(Stored dataset items)
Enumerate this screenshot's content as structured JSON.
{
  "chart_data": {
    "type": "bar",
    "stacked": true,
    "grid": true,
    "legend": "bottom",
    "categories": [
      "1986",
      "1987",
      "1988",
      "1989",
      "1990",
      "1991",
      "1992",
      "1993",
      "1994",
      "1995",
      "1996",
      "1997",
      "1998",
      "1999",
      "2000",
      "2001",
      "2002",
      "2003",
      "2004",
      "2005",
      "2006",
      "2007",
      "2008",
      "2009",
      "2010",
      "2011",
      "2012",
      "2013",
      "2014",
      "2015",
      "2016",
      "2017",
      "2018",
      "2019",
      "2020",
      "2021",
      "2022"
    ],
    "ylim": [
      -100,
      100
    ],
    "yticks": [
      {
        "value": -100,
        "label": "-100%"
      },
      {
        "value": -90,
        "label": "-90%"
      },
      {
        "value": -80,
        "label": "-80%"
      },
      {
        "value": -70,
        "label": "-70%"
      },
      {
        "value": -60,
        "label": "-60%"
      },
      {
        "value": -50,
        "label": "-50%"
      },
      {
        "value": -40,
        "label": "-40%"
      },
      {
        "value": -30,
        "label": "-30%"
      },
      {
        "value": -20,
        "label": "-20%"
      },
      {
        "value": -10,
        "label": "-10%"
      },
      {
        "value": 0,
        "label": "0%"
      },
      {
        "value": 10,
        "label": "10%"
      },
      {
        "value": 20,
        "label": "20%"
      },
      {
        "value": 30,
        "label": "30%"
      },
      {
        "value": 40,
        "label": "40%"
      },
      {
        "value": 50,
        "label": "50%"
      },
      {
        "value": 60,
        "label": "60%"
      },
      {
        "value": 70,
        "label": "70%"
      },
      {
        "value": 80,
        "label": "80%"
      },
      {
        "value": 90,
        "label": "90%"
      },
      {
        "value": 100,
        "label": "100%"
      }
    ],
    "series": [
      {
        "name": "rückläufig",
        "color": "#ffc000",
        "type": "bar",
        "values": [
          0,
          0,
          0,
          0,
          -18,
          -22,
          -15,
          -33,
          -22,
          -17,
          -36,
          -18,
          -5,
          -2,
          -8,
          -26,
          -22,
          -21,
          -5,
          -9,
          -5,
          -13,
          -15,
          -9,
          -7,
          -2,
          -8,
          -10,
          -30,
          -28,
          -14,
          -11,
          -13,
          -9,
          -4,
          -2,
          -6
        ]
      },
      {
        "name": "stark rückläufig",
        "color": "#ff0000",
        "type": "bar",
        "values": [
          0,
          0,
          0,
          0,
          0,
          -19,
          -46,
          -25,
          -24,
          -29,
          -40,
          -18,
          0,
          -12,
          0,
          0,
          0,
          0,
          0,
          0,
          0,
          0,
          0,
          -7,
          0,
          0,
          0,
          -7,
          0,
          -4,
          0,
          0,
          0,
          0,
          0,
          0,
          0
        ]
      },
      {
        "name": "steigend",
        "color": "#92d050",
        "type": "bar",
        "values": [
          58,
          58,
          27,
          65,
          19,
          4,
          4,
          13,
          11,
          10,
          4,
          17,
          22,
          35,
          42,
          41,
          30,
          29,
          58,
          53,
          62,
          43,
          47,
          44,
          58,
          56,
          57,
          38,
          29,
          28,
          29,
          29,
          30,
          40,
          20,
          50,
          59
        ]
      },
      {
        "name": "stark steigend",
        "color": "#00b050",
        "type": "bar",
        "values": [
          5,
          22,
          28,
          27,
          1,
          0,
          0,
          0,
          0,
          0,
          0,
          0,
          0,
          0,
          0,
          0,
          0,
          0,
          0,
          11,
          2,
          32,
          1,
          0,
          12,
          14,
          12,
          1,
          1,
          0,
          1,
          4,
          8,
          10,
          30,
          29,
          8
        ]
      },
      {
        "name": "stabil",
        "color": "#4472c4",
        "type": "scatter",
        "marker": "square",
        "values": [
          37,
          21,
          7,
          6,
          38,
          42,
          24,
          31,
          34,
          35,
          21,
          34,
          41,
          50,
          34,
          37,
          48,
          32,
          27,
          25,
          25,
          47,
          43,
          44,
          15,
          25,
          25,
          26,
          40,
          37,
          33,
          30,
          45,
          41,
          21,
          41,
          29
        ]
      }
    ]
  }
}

(AIM): Above are the records; copy every line in them that holds the word "name".

(EXPECTED ANSWER):
        "name": "rückläufig",
        "name": "stark rückläufig",
        "name": "steigend",
        "name": "stark steigend",
        "name": "stabil",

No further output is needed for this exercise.